▶ [What the exercise asks]: Output all the material that follows, exactly as given.

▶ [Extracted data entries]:
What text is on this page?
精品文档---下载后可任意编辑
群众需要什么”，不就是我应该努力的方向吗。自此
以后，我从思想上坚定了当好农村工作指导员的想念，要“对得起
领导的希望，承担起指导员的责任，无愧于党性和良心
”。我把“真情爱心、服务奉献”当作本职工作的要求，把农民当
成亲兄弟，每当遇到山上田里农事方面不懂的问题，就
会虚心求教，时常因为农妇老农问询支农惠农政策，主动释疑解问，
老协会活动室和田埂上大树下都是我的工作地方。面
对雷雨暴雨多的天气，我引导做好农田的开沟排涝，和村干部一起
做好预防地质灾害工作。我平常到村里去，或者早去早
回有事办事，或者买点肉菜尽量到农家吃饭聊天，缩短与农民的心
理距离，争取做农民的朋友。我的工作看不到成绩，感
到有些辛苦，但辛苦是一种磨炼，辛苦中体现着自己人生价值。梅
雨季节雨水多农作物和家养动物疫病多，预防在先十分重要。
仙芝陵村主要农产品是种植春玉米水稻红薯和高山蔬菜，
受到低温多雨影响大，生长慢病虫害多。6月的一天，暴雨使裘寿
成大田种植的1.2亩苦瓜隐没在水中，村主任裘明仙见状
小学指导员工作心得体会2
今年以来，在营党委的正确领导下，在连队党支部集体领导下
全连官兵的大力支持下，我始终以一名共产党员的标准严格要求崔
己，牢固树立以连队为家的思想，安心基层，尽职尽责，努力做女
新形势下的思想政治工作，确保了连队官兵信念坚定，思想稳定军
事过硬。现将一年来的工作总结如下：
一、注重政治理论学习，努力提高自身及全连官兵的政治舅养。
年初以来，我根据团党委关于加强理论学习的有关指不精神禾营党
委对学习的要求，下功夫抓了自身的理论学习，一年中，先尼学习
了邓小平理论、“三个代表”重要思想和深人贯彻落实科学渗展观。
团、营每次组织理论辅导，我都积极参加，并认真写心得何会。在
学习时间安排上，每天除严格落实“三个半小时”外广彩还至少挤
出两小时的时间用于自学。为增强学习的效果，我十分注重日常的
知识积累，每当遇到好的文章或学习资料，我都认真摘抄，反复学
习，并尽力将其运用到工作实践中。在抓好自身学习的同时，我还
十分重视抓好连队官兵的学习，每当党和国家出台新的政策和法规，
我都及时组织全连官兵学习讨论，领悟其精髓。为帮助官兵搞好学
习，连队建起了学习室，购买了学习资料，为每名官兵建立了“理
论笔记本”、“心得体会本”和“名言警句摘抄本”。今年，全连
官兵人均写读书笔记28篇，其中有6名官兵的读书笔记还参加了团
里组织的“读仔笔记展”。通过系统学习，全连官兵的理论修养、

▶ [Response to the exercise]:
What text is on this page?
精品文档---下载后可任意编辑
群众需要什么”，不就是我应该努力的方向吗。自此
以后，我从思想上坚定了当好农村工作指导员的想念，要“对得起
领导的希望，承担起指导员的责任，无愧于党性和良心
”。我把“真情爱心、服务奉献”当作本职工作的要求，把农民当
成亲兄弟，每当遇到山上田里农事方面不懂的问题，就
会虚心求教，时常因为农妇老农问询支农惠农政策，主动释疑解问，
老协会活动室和田埂上大树下都是我的工作地方。面
对雷雨暴雨多的天气，我引导做好农田的开沟排涝，和村干部一起
做好预防地质灾害工作。我平常到村里去，或者早去早
回有事办事，或者买点肉菜尽量到农家吃饭聊天，缩短与农民的心
理距离，争取做农民的朋友。我的工作看不到成绩，感
到有些辛苦，但辛苦是一种磨炼，辛苦中体现着自己人生价值。梅
雨季节雨水多农作物和家养动物疫病多，预防在先十分重要。
仙芝陵村主要农产品是种植春玉米水稻红薯和高山蔬菜，
受到低温多雨影响大，生长慢病虫害多。6月的一天，暴雨使裘寿
成大田种植的1.2亩苦瓜隐没在水中，村主任裘明仙见状
小学指导员工作心得体会2
今年以来，在营党委的正确领导下，在连队党支部集体领导下
全连官兵的大力支持下，我始终以一名共产党员的标准严格要求崔
己，牢固树立以连队为家的思想，安心基层，尽职尽责，努力做女
新形势下的思想政治工作，确保了连队官兵信念坚定，思想稳定军
事过硬。现将一年来的工作总结如下：
一、注重政治理论学习，努力提高自身及全连官兵的政治舅养。
年初以来，我根据团党委关于加强理论学习的有关指不精神禾营党
委对学习的要求，下功夫抓了自身的理论学习，一年中，先尼学习
了邓小平理论、“三个代表”重要思想和深人贯彻落实科学渗展观。
团、营每次组织理论辅导，我都积极参加，并认真写心得何会。在
学习时间安排上，每天除严格落实“三个半小时”外广彩还至少挤
出两小时的时间用于自学。为增强学习的效果，我十分注重日常的
知识积累，每当遇到好的文章或学习资料，我都认真摘抄，反复学
习，并尽力将其运用到工作实践中。在抓好自身学习的同时，我还
十分重视抓好连队官兵的学习，每当党和国家出台新的政策和法规，
我都及时组织全连官兵学习讨论，领悟其精髓。为帮助官兵搞好学
习，连队建起了学习室，购买了学习资料，为每名官兵建立了“理
论笔记本”、“心得体会本”和“名言警句摘抄本”。今年，全连
官兵人均写读书笔记28篇，其中有6名官兵的读书笔记还参加了团
里组织的“读仔笔记展”。通过系统学习，全连官兵的理论修养、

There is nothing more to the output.